Saved data entries:
<<<<

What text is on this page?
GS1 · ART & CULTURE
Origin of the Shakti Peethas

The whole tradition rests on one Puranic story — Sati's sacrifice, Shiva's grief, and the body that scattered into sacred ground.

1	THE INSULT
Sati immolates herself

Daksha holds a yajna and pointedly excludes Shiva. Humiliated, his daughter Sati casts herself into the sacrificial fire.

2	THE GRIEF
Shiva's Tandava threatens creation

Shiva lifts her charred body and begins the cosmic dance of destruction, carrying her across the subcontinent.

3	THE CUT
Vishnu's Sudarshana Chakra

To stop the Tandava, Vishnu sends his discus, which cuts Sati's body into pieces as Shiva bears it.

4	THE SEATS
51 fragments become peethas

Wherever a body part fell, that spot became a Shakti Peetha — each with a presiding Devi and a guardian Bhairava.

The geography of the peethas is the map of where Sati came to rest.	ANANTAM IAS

>>>>

:: Task statement ::
Copy the entries above exactly, leaving none out.

:: Exercise result ::
What text is on this page?
GS1 · ART & CULTURE
Origin of the Shakti Peethas

The whole tradition rests on one Puranic story — Sati's sacrifice, Shiva's grief, and the body that scattered into sacred ground.

1	THE INSULT
Sati immolates herself

Daksha holds a yajna and pointedly excludes Shiva. Humiliated, his daughter Sati casts herself into the sacrificial fire.

2	THE GRIEF
Shiva's Tandava threatens creation

Shiva lifts her charred body and begins the cosmic dance of destruction, carrying her across the subcontinent.

3	THE CUT
Vishnu's Sudarshana Chakra

To stop the Tandava, Vishnu sends his discus, which cuts Sati's body into pieces as Shiva bears it.

4	THE SEATS
51 fragments become peethas

Wherever a body part fell, that spot became a Shakti Peetha — each with a presiding Devi and a guardian Bhairava.

The geography of the peethas is the map of where Sati came to rest.	ANANTAM IAS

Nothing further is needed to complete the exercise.